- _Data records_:

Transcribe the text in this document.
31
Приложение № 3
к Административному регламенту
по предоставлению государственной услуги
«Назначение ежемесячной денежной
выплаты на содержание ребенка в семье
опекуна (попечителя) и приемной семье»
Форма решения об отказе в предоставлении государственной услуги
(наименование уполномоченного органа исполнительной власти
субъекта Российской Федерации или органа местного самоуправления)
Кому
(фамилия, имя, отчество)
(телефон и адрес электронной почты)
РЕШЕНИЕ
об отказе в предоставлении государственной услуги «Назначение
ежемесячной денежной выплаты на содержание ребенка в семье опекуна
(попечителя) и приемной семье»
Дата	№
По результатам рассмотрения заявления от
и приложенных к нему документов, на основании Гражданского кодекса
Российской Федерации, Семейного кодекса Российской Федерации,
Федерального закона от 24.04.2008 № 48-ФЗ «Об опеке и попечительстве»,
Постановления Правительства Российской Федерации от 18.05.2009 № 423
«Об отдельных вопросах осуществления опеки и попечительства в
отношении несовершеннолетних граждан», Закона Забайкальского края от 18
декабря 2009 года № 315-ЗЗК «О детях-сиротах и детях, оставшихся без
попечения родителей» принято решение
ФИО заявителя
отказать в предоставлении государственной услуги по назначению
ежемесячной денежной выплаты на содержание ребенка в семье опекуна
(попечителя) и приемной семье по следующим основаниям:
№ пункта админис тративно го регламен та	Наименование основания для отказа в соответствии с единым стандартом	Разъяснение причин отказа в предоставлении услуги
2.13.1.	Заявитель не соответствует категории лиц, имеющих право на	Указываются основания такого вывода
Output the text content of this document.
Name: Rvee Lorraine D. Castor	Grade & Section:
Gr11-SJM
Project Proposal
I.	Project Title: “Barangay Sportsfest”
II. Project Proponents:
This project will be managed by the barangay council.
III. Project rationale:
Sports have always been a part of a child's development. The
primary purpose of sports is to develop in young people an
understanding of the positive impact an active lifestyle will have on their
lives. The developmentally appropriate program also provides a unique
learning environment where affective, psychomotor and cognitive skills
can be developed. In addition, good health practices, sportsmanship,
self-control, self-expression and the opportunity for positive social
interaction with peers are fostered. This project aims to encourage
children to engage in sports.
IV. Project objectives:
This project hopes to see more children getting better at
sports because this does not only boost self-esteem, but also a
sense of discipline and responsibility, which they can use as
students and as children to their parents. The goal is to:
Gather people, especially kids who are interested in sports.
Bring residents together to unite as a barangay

- _Aim_: Could you quote the material above in full, exactly as it stands?

- _Final result_:
Transcribe the text in this document.
31
Приложение № 3
к Административному регламенту
по предоставлению государственной услуги
«Назначение ежемесячной денежной
выплаты на содержание ребенка в семье
опекуна (попечителя) и приемной семье»
Форма решения об отказе в предоставлении государственной услуги
(наименование уполномоченного органа исполнительной власти
субъекта Российской Федерации или органа местного самоуправления)
Кому
(фамилия, имя, отчество)
(телефон и адрес электронной почты)
РЕШЕНИЕ
об отказе в предоставлении государственной услуги «Назначение
ежемесячной денежной выплаты на содержание ребенка в семье опекуна
(попечителя) и приемной семье»
Дата	№
По результатам рассмотрения заявления от
и приложенных к нему документов, на основании Гражданского кодекса
Российской Федерации, Семейного кодекса Российской Федерации,
Федерального закона от 24.04.2008 № 48-ФЗ «Об опеке и попечительстве»,
Постановления Правительства Российской Федерации от 18.05.2009 № 423
«Об отдельных вопросах осуществления опеки и попечительства в
отношении несовершеннолетних граждан», Закона Забайкальского края от 18
декабря 2009 года № 315-ЗЗК «О детях-сиротах и детях, оставшихся без
попечения родителей» принято решение
ФИО заявителя
отказать в предоставлении государственной услуги по назначению
ежемесячной денежной выплаты на содержание ребенка в семье опекуна
(попечителя) и приемной семье по следующим основаниям:
№ пункта админис тративно го регламен та	Наименование основания для отказа в соответствии с единым стандартом	Разъяснение причин отказа в предоставлении услуги
2.13.1.	Заявитель не соответствует категории лиц, имеющих право на	Указываются основания такого вывода
Output the text content of this document.
Name: Rvee Lorraine D. Castor	Grade & Section:
Gr11-SJM
Project Proposal
I.	Project Title: “Barangay Sportsfest”
II. Project Proponents:
This project will be managed by the barangay council.
III. Project rationale:
Sports have always been a part of a child's development. The
primary purpose of sports is to develop in young people an
understanding of the positive impact an active lifestyle will have on their
lives. The developmentally appropriate program also provides a unique
learning environment where affective, psychomotor and cognitive skills
can be developed. In addition, good health practices, sportsmanship,
self-control, self-expression and the opportunity for positive social
interaction with peers are fostered. This project aims to encourage
children to engage in sports.
IV. Project objectives:
This project hopes to see more children getting better at
sports because this does not only boost self-esteem, but also a
sense of discipline and responsibility, which they can use as
students and as children to their parents. The goal is to:
Gather people, especially kids who are interested in sports.
Bring residents together to unite as a barangay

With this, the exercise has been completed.